THE REQUEST
From the listing below, pull out every line where the string "Broken" appears.

GIVEN DATA start

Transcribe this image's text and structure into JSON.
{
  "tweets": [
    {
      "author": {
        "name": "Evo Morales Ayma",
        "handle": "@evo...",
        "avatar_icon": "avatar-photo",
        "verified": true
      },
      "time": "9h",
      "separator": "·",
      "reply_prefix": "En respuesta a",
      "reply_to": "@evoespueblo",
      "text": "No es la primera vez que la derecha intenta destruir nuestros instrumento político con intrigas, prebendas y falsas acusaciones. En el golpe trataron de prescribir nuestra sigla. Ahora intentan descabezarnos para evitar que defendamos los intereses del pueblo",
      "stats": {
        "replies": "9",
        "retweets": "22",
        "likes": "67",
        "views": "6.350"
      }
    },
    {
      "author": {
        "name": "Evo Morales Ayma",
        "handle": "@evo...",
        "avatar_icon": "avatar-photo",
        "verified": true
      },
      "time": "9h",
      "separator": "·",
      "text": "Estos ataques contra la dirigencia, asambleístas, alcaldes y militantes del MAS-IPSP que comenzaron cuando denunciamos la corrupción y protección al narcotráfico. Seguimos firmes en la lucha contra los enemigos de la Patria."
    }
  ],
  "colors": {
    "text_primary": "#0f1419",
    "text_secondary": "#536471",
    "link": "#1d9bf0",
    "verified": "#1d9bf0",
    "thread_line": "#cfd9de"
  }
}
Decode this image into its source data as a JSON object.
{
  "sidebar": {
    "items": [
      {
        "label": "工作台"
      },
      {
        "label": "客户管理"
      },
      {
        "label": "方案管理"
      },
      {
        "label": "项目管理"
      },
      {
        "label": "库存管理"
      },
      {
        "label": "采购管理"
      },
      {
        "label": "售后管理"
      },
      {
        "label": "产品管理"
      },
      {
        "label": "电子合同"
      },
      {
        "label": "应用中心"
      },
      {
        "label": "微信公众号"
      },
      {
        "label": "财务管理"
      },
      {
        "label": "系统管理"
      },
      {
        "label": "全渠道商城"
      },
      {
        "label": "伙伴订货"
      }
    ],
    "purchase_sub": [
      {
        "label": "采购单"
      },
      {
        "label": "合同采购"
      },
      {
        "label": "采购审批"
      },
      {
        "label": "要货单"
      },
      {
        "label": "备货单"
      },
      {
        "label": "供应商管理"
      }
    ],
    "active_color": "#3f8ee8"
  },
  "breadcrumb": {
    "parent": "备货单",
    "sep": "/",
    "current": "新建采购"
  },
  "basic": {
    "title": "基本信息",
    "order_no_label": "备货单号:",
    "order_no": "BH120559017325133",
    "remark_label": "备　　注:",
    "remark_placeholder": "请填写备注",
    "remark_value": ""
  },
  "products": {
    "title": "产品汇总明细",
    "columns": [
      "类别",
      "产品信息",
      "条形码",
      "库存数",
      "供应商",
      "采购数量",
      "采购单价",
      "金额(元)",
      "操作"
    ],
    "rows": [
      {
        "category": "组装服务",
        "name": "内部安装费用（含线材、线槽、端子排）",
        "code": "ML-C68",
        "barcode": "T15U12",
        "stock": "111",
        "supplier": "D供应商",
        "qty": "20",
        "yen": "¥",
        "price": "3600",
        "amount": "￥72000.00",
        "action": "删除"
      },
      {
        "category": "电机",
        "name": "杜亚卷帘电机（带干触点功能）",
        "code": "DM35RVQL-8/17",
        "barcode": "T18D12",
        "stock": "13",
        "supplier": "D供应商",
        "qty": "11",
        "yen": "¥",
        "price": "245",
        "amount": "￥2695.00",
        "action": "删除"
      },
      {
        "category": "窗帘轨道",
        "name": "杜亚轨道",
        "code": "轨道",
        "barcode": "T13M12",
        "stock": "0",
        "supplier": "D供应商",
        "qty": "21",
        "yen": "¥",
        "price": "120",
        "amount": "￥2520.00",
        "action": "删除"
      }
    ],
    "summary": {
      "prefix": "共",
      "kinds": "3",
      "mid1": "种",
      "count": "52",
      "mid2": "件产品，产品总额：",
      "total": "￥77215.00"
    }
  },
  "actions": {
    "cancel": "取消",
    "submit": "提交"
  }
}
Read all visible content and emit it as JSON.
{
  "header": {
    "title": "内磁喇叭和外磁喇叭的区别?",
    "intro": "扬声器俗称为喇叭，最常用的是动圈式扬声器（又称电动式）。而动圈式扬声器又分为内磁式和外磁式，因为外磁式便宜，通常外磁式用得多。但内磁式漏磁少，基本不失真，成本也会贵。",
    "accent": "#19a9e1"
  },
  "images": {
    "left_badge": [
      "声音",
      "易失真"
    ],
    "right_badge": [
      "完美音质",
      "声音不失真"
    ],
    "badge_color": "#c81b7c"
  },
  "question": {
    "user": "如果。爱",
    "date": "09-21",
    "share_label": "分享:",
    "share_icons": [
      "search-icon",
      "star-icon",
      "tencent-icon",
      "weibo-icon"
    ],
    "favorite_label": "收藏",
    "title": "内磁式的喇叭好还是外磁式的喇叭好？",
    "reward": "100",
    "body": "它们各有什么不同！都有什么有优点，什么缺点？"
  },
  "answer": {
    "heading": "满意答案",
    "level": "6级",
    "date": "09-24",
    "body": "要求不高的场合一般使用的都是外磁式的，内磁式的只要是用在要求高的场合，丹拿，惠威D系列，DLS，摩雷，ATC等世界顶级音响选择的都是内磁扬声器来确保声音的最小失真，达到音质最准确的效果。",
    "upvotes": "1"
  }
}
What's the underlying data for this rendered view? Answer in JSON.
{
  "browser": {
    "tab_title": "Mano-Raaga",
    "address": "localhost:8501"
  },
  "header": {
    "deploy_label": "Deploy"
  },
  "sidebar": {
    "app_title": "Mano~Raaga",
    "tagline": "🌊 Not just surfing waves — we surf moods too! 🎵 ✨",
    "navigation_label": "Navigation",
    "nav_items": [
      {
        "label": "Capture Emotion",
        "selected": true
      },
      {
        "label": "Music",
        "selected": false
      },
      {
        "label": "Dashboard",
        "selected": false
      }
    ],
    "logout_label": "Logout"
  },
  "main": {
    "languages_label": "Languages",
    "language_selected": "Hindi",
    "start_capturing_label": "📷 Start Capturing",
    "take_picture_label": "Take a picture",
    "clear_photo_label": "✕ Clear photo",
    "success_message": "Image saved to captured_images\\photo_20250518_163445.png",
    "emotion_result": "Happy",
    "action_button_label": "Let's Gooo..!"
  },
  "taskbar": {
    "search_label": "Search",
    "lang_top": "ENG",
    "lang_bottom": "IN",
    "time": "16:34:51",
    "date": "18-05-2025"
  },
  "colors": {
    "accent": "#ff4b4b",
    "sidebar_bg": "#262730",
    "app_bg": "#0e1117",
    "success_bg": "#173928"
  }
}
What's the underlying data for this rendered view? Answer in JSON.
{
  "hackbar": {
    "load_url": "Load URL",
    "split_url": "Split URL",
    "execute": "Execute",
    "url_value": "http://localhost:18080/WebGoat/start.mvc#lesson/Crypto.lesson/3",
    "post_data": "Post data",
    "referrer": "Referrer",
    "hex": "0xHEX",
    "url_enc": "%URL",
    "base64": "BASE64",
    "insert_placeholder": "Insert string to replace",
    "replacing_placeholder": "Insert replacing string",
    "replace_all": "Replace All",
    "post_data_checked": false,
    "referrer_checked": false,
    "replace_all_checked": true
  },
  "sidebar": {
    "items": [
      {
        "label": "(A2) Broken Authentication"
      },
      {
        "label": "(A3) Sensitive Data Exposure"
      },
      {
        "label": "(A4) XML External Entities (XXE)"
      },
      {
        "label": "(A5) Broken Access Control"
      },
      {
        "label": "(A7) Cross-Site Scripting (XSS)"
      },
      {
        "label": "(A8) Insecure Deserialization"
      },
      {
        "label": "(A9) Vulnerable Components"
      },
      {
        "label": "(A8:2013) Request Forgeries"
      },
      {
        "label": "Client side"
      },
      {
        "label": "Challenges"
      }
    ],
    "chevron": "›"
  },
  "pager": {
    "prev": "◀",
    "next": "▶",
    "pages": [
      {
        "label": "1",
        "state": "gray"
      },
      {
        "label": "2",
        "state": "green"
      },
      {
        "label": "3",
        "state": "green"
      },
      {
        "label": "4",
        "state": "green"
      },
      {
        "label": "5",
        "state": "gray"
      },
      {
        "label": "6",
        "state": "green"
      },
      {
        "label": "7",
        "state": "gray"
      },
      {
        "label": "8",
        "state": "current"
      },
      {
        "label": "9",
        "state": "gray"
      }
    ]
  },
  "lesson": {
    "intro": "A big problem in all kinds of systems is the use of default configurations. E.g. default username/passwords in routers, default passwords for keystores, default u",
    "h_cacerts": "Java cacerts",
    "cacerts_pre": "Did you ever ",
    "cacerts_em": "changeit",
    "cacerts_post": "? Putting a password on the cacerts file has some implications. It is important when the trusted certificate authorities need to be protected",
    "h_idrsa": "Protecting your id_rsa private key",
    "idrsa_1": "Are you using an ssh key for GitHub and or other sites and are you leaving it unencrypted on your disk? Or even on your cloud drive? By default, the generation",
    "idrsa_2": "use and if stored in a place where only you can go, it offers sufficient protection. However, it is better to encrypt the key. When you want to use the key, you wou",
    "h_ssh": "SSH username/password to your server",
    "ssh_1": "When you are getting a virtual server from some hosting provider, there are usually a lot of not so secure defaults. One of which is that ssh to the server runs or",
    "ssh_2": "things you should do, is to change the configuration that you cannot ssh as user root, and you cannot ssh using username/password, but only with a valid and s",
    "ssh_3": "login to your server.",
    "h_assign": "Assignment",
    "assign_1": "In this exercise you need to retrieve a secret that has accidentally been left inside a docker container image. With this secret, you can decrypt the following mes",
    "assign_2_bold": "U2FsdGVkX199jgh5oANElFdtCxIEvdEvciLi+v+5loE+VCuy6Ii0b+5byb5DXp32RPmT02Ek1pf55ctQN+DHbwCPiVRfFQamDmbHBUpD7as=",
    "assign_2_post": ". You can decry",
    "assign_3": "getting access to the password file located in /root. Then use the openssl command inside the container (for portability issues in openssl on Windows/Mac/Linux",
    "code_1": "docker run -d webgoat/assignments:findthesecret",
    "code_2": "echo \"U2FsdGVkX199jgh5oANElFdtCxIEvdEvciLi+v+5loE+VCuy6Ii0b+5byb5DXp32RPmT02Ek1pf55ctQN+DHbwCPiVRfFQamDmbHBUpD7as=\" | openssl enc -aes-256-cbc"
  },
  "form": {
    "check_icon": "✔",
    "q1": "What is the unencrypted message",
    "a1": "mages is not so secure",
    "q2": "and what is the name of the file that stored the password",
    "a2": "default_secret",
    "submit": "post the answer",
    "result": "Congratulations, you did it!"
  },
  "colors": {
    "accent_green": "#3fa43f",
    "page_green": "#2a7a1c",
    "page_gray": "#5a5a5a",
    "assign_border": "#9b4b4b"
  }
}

GIVEN DATA end

TASK SOLUTION
        "label": "(A2) Broken Authentication"
        "label": "(A5) Broken Access Control"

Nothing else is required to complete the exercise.